## EXERCISE
Report every line in the listing that contains the string "Année".
○ ○ ○ ○ ○ ○ ○
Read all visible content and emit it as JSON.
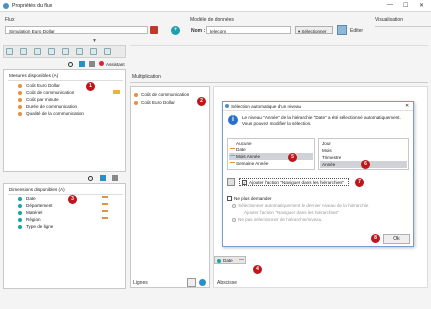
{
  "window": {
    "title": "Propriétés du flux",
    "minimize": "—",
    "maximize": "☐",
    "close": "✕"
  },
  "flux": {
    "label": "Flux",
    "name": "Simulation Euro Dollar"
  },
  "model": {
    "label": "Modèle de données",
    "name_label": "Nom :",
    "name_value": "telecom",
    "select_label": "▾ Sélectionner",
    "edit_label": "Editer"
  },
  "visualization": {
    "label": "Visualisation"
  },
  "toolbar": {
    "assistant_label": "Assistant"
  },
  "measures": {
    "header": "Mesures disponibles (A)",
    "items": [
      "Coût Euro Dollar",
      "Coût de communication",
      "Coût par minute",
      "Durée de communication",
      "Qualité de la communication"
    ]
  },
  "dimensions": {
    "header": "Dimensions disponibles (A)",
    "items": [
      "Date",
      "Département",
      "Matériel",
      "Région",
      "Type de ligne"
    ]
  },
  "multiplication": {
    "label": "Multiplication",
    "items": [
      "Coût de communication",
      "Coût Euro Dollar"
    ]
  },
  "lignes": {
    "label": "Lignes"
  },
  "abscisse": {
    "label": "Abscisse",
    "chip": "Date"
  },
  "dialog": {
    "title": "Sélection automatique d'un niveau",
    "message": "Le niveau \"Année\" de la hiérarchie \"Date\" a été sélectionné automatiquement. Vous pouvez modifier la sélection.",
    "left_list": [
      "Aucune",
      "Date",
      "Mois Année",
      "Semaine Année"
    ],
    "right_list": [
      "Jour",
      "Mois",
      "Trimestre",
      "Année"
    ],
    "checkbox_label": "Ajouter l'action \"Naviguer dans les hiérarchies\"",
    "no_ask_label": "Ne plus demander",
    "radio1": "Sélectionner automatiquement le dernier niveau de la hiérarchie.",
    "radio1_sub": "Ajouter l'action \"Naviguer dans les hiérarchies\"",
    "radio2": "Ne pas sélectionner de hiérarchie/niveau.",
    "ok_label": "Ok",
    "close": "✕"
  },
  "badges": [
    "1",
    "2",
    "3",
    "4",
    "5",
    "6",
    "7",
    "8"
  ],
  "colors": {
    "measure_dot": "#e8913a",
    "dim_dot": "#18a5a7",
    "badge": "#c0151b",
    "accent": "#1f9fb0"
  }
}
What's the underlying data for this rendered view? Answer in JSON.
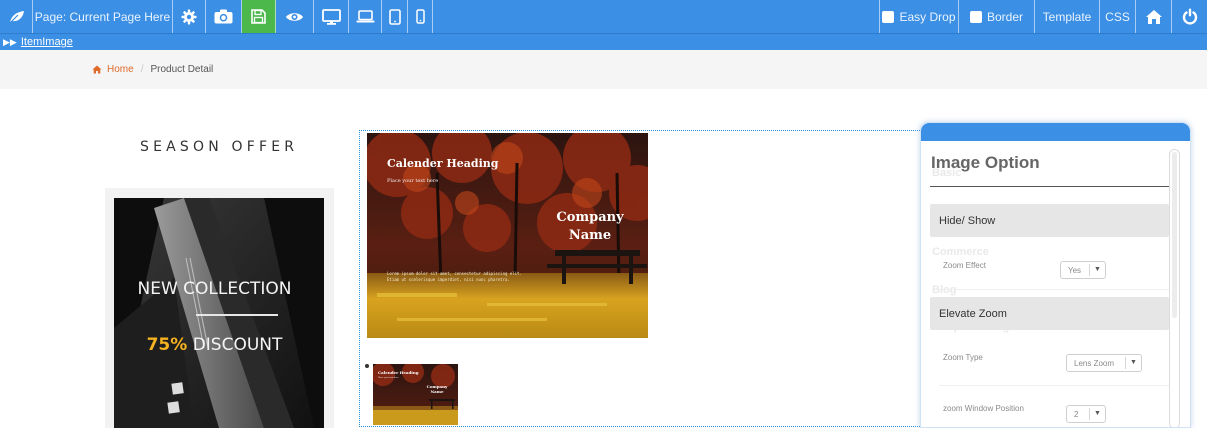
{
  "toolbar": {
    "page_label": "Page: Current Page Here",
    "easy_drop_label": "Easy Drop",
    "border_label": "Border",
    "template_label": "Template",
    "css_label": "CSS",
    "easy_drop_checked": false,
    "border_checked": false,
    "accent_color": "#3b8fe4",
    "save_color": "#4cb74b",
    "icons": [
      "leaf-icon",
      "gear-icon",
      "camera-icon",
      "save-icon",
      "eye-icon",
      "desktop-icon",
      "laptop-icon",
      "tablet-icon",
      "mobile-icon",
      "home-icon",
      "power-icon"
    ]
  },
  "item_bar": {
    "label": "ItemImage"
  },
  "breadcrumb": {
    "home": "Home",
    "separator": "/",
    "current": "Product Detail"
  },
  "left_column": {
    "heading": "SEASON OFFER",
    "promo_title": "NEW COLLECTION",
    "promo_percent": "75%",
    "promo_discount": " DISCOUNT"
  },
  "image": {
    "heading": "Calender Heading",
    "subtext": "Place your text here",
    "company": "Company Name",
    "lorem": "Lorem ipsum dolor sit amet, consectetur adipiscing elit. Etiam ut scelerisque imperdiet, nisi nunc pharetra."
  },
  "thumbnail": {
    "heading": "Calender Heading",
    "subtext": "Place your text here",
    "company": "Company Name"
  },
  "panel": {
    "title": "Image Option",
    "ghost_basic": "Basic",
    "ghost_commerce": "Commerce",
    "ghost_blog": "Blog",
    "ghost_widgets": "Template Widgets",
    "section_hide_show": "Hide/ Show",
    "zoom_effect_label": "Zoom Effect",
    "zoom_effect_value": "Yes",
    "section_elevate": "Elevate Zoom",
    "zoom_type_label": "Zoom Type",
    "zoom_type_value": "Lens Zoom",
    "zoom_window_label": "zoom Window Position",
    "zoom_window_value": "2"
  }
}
○ ○ ○ ○ ○ ○ ○
## EXERCISE OUTPUT
    "message": "Le niveau \"Année\" de la hiérarchie \"Date\" a été sélectionné automatiquement. Vous pouvez modifier la sélection.",
      "Mois Année",
      "Semaine Année"
      "Année"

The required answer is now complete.